# Start of Supplied entries
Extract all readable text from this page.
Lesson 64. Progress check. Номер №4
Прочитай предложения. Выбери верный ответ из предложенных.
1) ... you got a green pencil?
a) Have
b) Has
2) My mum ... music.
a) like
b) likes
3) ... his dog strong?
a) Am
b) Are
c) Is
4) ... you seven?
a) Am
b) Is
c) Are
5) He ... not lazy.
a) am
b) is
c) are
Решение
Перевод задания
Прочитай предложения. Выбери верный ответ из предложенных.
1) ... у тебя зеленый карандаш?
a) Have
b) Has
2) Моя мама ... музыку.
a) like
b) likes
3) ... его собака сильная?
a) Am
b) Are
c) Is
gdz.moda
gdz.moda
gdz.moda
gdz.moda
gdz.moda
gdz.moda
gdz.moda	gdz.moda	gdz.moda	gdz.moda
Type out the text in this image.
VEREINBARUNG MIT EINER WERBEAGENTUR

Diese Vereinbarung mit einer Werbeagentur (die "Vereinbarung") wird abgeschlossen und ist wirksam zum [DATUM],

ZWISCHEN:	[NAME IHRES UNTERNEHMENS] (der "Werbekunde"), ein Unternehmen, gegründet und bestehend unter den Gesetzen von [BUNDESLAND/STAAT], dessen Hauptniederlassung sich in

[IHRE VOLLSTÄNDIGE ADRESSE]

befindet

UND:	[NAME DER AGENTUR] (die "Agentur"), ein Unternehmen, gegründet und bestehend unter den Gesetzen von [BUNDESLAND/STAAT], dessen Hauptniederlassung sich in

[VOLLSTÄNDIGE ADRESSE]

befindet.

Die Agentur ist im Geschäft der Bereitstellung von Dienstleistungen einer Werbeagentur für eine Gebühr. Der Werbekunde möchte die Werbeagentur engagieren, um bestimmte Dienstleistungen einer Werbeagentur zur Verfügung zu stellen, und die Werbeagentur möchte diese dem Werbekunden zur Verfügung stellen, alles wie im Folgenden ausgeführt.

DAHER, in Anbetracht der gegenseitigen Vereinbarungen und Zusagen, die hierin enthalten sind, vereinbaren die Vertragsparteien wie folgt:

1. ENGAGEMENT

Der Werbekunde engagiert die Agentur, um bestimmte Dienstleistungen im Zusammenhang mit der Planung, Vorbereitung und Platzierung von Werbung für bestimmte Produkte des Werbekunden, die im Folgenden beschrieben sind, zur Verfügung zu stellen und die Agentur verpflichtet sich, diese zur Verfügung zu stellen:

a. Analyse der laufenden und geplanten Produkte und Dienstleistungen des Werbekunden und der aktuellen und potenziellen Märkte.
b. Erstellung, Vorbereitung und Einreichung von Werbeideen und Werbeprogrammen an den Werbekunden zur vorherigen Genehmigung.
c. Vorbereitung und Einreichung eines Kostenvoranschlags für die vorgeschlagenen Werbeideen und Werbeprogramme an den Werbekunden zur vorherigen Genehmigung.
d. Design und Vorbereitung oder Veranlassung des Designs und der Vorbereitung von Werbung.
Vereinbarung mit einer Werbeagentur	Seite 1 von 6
# End of Supplied entries
▸ **Written instruction**:
Repeat the listing exactly, from its first line to its last.

▸ **Output for this task**:
Extract all readable text from this page.
Lesson 64. Progress check. Номер №4
Прочитай предложения. Выбери верный ответ из предложенных.
1) ... you got a green pencil?
a) Have
b) Has
2) My mum ... music.
a) like
b) likes
3) ... his dog strong?
a) Am
b) Are
c) Is
4) ... you seven?
a) Am
b) Is
c) Are
5) He ... not lazy.
a) am
b) is
c) are
Решение
Перевод задания
Прочитай предложения. Выбери верный ответ из предложенных.
1) ... у тебя зеленый карандаш?
a) Have
b) Has
2) Моя мама ... музыку.
a) like
b) likes
3) ... его собака сильная?
a) Am
b) Are
c) Is
gdz.moda
gdz.moda
gdz.moda
gdz.moda
gdz.moda
gdz.moda
gdz.moda	gdz.moda	gdz.moda	gdz.moda
Type out the text in this image.
VEREINBARUNG MIT EINER WERBEAGENTUR

Diese Vereinbarung mit einer Werbeagentur (die "Vereinbarung") wird abgeschlossen und ist wirksam zum [DATUM],

ZWISCHEN:	[NAME IHRES UNTERNEHMENS] (der "Werbekunde"), ein Unternehmen, gegründet und bestehend unter den Gesetzen von [BUNDESLAND/STAAT], dessen Hauptniederlassung sich in

[IHRE VOLLSTÄNDIGE ADRESSE]

befindet

UND:	[NAME DER AGENTUR] (die "Agentur"), ein Unternehmen, gegründet und bestehend unter den Gesetzen von [BUNDESLAND/STAAT], dessen Hauptniederlassung sich in

[VOLLSTÄNDIGE ADRESSE]

befindet.

Die Agentur ist im Geschäft der Bereitstellung von Dienstleistungen einer Werbeagentur für eine Gebühr. Der Werbekunde möchte die Werbeagentur engagieren, um bestimmte Dienstleistungen einer Werbeagentur zur Verfügung zu stellen, und die Werbeagentur möchte diese dem Werbekunden zur Verfügung stellen, alles wie im Folgenden ausgeführt.

DAHER, in Anbetracht der gegenseitigen Vereinbarungen und Zusagen, die hierin enthalten sind, vereinbaren die Vertragsparteien wie folgt:

1. ENGAGEMENT

Der Werbekunde engagiert die Agentur, um bestimmte Dienstleistungen im Zusammenhang mit der Planung, Vorbereitung und Platzierung von Werbung für bestimmte Produkte des Werbekunden, die im Folgenden beschrieben sind, zur Verfügung zu stellen und die Agentur verpflichtet sich, diese zur Verfügung zu stellen:

a. Analyse der laufenden und geplanten Produkte und Dienstleistungen des Werbekunden und der aktuellen und potenziellen Märkte.
b. Erstellung, Vorbereitung und Einreichung von Werbeideen und Werbeprogrammen an den Werbekunden zur vorherigen Genehmigung.
c. Vorbereitung und Einreichung eines Kostenvoranschlags für die vorgeschlagenen Werbeideen und Werbeprogramme an den Werbekunden zur vorherigen Genehmigung.
d. Design und Vorbereitung oder Veranlassung des Designs und der Vorbereitung von Werbung.
Vereinbarung mit einer Werbeagentur	Seite 1 von 6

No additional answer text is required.